### TO DO:
Repeat the material below word for word and leave out all pictures.

======== DATASET

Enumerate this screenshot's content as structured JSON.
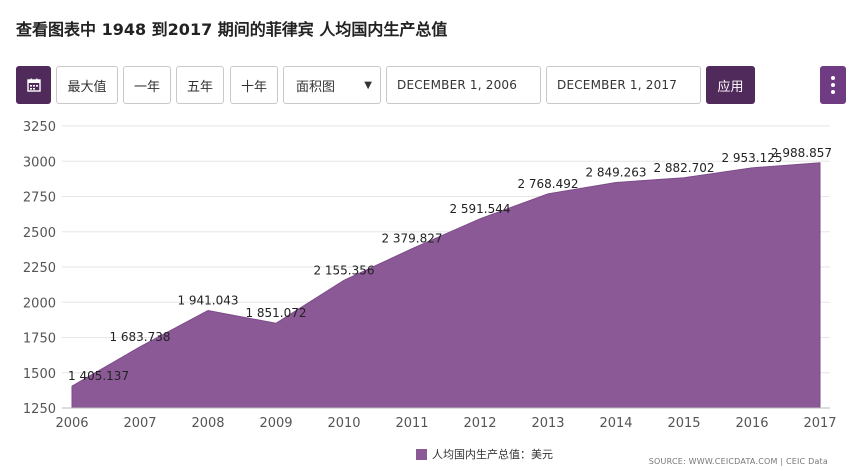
{
  "title": "查看图表中 1948 到2017 期间的菲律宾 人均国内生产总值",
  "toolbar": {
    "calendar_icon": "calendar-icon",
    "max_label": "最大值",
    "one_year_label": "一年",
    "five_year_label": "五年",
    "ten_year_label": "十年",
    "chart_type_value": "面积图",
    "start_date": "DECEMBER 1, 2006",
    "end_date": "DECEMBER 1, 2017",
    "apply_label": "应用",
    "menu_icon": "more-vertical-icon"
  },
  "chart_data": {
    "type": "area",
    "x": [
      "2006",
      "2007",
      "2008",
      "2009",
      "2010",
      "2011",
      "2012",
      "2013",
      "2014",
      "2015",
      "2016",
      "2017"
    ],
    "series": [
      {
        "name": "人均国内生产总值：美元",
        "values": [
          1405.137,
          1683.738,
          1941.043,
          1851.072,
          2155.356,
          2379.827,
          2591.544,
          2768.492,
          2849.263,
          2882.702,
          2953.125,
          2988.857
        ],
        "labels": [
          "1 405.137",
          "1 683.738",
          "1 941.043",
          "1 851.072",
          "2 155.356",
          "2 379.827",
          "2 591.544",
          "2 768.492",
          "2 849.263",
          "2 882.702",
          "2 953.125",
          "2 988.857"
        ]
      }
    ],
    "ylim": [
      1250,
      3250
    ],
    "yticks": [
      1250,
      1500,
      1750,
      2000,
      2250,
      2500,
      2750,
      3000,
      3250
    ],
    "grid": true,
    "color": "#8b5a96",
    "legend_position": "bottom-center"
  },
  "legend": {
    "label": "人均国内生产总值：美元"
  },
  "source": "SOURCE: WWW.CEICDATA.COM | CEIC Data"
}
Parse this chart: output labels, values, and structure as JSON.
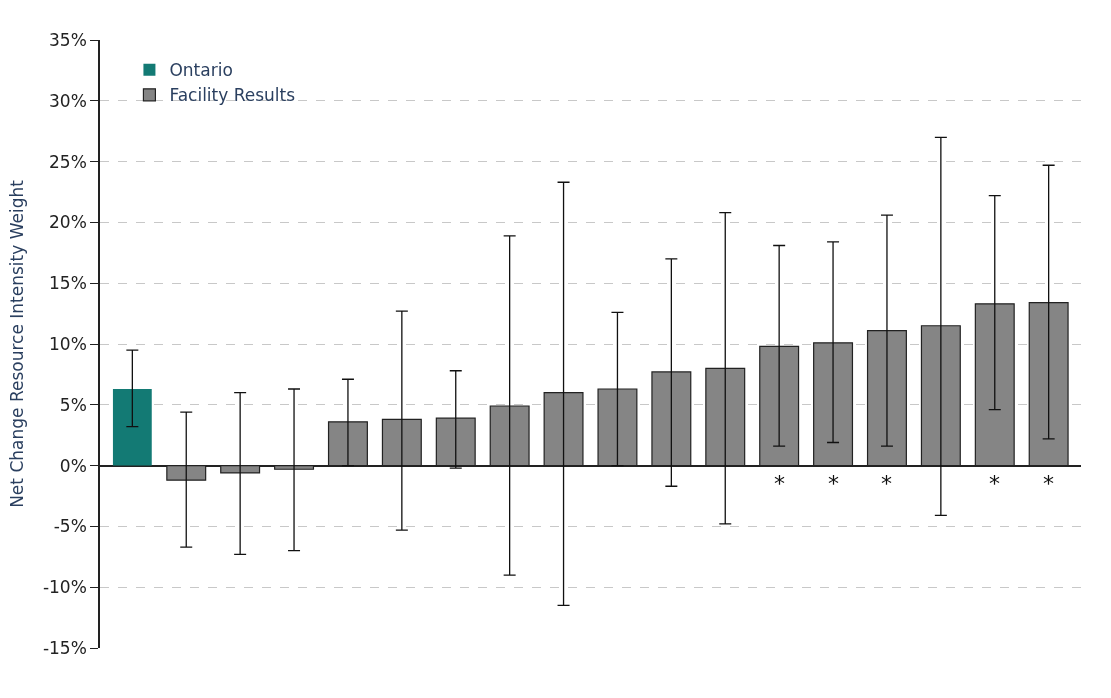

================

### RESPONSE TO THIS TASK:
Enumerate this screenshot's content as structured JSON.
{
  "title": "查看图表中 1948 到2017 期间的菲律宾 人均国内生产总值",
  "toolbar": {
    "calendar_icon": "calendar-icon",
    "max_label": "最大值",
    "one_year_label": "一年",
    "five_year_label": "五年",
    "ten_year_label": "十年",
    "chart_type_value": "面积图",
    "start_date": "DECEMBER 1, 2006",
    "end_date": "DECEMBER 1, 2017",
    "apply_label": "应用",
    "menu_icon": "more-vertical-icon"
  },
  "chart_data": {
    "type": "area",
    "x": [
      "2006",
      "2007",
      "2008",
      "2009",
      "2010",
      "2011",
      "2012",
      "2013",
      "2014",
      "2015",
      "2016",
      "2017"
    ],
    "series": [
      {
        "name": "人均国内生产总值：美元",
        "values": [
          1405.137,
          1683.738,
          1941.043,
          1851.072,
          2155.356,
          2379.827,
          2591.544,
          2768.492,
          2849.263,
          2882.702,
          2953.125,
          2988.857
        ],
        "labels": [
          "1 405.137",
          "1 683.738",
          "1 941.043",
          "1 851.072",
          "2 155.356",
          "2 379.827",
          "2 591.544",
          "2 768.492",
          "2 849.263",
          "2 882.702",
          "2 953.125",
          "2 988.857"
        ]
      }
    ],
    "ylim": [
      1250,
      3250
    ],
    "yticks": [
      1250,
      1500,
      1750,
      2000,
      2250,
      2500,
      2750,
      3000,
      3250
    ],
    "grid": true,
    "color": "#8b5a96",
    "legend_position": "bottom-center"
  },
  "legend": {
    "label": "人均国内生产总值：美元"
  },
  "source": "SOURCE: WWW.CEICDATA.COM | CEIC Data"
}
Parse this chart: output labels, values, and structure as JSON.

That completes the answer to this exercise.